## [What is being asked]
Exactly reproduce the line that contains "What data populates" and all lines after it in the entries below, through the very last line.

— Begin Listing —

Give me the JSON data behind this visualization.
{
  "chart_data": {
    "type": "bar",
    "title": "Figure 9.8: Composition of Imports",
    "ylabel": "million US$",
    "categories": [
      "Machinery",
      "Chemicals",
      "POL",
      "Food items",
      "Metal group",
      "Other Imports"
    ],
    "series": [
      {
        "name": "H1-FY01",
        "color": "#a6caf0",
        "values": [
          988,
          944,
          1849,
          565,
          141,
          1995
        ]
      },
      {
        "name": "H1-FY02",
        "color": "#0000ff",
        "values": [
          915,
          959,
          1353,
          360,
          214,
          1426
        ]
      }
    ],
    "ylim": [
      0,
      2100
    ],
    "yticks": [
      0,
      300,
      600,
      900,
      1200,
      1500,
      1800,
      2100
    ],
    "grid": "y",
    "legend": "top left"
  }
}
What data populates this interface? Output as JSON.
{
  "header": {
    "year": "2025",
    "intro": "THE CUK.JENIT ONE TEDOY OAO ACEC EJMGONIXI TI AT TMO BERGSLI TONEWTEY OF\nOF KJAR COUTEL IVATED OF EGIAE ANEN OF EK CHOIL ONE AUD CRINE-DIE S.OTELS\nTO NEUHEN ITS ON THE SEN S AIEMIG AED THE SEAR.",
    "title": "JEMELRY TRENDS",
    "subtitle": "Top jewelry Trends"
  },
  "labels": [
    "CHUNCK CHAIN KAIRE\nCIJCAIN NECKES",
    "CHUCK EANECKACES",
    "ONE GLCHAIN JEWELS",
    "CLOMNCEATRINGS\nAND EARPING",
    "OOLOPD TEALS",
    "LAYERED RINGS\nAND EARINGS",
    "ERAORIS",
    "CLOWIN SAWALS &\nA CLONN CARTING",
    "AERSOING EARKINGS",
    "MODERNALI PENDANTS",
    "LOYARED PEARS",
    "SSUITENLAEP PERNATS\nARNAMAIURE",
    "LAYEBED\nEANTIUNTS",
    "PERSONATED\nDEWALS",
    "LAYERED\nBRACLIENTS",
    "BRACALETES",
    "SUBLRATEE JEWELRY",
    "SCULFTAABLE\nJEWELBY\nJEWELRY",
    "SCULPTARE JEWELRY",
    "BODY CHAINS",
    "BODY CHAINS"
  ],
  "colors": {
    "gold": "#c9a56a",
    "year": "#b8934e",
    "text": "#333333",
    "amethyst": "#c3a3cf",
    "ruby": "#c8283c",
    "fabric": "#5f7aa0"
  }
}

— End Listing —

## [Final result]
What data populates this interface? Output as JSON.
{
  "header": {
    "year": "2025",
    "intro": "THE CUK.JENIT ONE TEDOY OAO ACEC EJMGONIXI TI AT TMO BERGSLI TONEWTEY OF\nOF KJAR COUTEL IVATED OF EGIAE ANEN OF EK CHOIL ONE AUD CRINE-DIE S.OTELS\nTO NEUHEN ITS ON THE SEN S AIEMIG AED THE SEAR.",
    "title": "JEMELRY TRENDS",
    "subtitle": "Top jewelry Trends"
  },
  "labels": [
    "CHUNCK CHAIN KAIRE\nCIJCAIN NECKES",
    "CHUCK EANECKACES",
    "ONE GLCHAIN JEWELS",
    "CLOMNCEATRINGS\nAND EARPING",
    "OOLOPD TEALS",
    "LAYERED RINGS\nAND EARINGS",
    "ERAORIS",
    "CLOWIN SAWALS &\nA CLONN CARTING",
    "AERSOING EARKINGS",
    "MODERNALI PENDANTS",
    "LOYARED PEARS",
    "SSUITENLAEP PERNATS\nARNAMAIURE",
    "LAYEBED\nEANTIUNTS",
    "PERSONATED\nDEWALS",
    "LAYERED\nBRACLIENTS",
    "BRACALETES",
    "SUBLRATEE JEWELRY",
    "SCULFTAABLE\nJEWELBY\nJEWELRY",
    "SCULPTARE JEWELRY",
    "BODY CHAINS",
    "BODY CHAINS"
  ],
  "colors": {
    "gold": "#c9a56a",
    "year": "#b8934e",
    "text": "#333333",
    "amethyst": "#c3a3cf",
    "ruby": "#c8283c",
    "fabric": "#5f7aa0"
  }
}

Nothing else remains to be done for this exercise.